:: GIVEN EXERCISE ::
Repeat the data that follows, word for word, without the images.

:: Data extracted from a collection ::
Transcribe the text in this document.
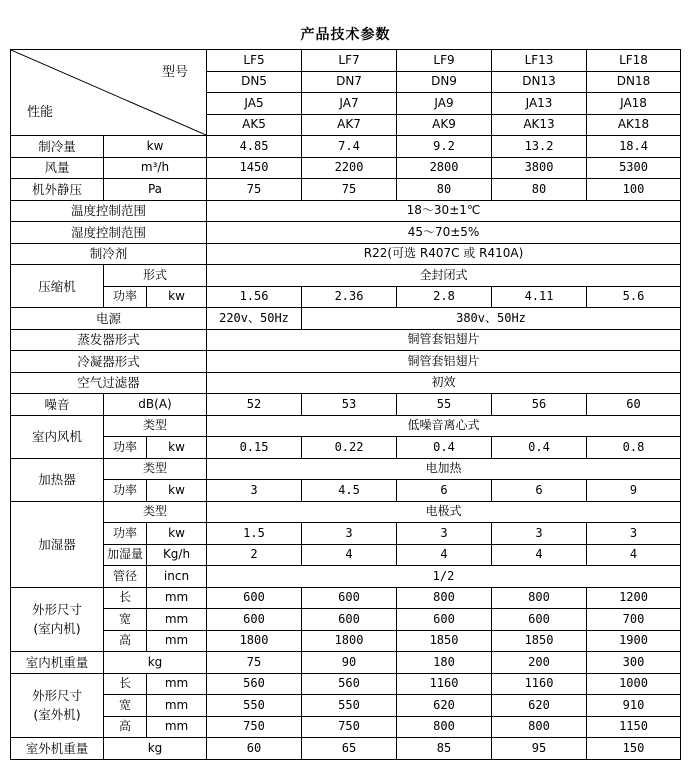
产品技术参数
型号
性能			LF5	LF7	LF9	LF13	LF18
			DN5	DN7	DN9	DN13	DN18
			JA5	JA7	JA9	JA13	JA18
			AK5	AK7	AK9	AK13	AK18
制冷量	kw		4.85	7.4	9.2	13.2	18.4
风量	m³/h		1450	2200	2800	3800	5300
机外静压	Pa		75	75	80	80	100
温度控制范围			18～30±1℃				
湿度控制范围			45～70±5%				
制冷剂			R22(可选 R407C 或 R410A)				
压缩机	形式		全封闭式				
	功率	kw	1.56	2.36	2.8	4.11	5.6
电源			220v、50Hz	380v、50Hz			
蒸发器形式			铜管套铝翅片				
冷凝器形式			铜管套铝翅片				
空气过滤器			初效				
噪音	dB(A)		52	53	55	56	60
室内风机	类型		低噪音离心式				
	功率	kw	0.15	0.22	0.4	0.4	0.8
加热器	类型		电加热				
	功率	kw	3	4.5	6	6	9
加湿器	类型		电极式				
	功率	kw	1.5	3	3	3	3
	加湿量	Kg/h	2	4	4	4	4
	管径	incn	1/2				

外形尺寸
(室内机)	长	mm	600	600	800	800	1200
	宽	mm	600	600	600	600	700
	高	mm	1800	1800	1850	1850	1900
室内机重量	kg		75	90	180	200	300

外形尺寸
(室外机)	长	mm	560	560	1160	1160	1000
	宽	mm	550	550	620	620	910
	高	mm	750	750	800	800	1150
室外机重量	kg		60	65	85	95	150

:: EXERCISE RESPONSE ::
Transcribe the text in this document.
产品技术参数
型号
性能			LF5	LF7	LF9	LF13	LF18
			DN5	DN7	DN9	DN13	DN18
			JA5	JA7	JA9	JA13	JA18
			AK5	AK7	AK9	AK13	AK18
制冷量	kw		4.85	7.4	9.2	13.2	18.4
风量	m³/h		1450	2200	2800	3800	5300
机外静压	Pa		75	75	80	80	100
温度控制范围			18～30±1℃				
湿度控制范围			45～70±5%				
制冷剂			R22(可选 R407C 或 R410A)				
压缩机	形式		全封闭式				
	功率	kw	1.56	2.36	2.8	4.11	5.6
电源			220v、50Hz	380v、50Hz			
蒸发器形式			铜管套铝翅片				
冷凝器形式			铜管套铝翅片				
空气过滤器			初效				
噪音	dB(A)		52	53	55	56	60
室内风机	类型		低噪音离心式				
	功率	kw	0.15	0.22	0.4	0.4	0.8
加热器	类型		电加热				
	功率	kw	3	4.5	6	6	9
加湿器	类型		电极式				
	功率	kw	1.5	3	3	3	3
	加湿量	Kg/h	2	4	4	4	4
	管径	incn	1/2				

外形尺寸
(室内机)	长	mm	600	600	800	800	1200
	宽	mm	600	600	600	600	700
	高	mm	1800	1800	1850	1850	1900
室内机重量	kg		75	90	180	200	300

外形尺寸
(室外机)	长	mm	560	560	1160	1160	1000
	宽	mm	550	550	620	620	910
	高	mm	750	750	800	800	1150
室外机重量	kg		60	65	85	95	150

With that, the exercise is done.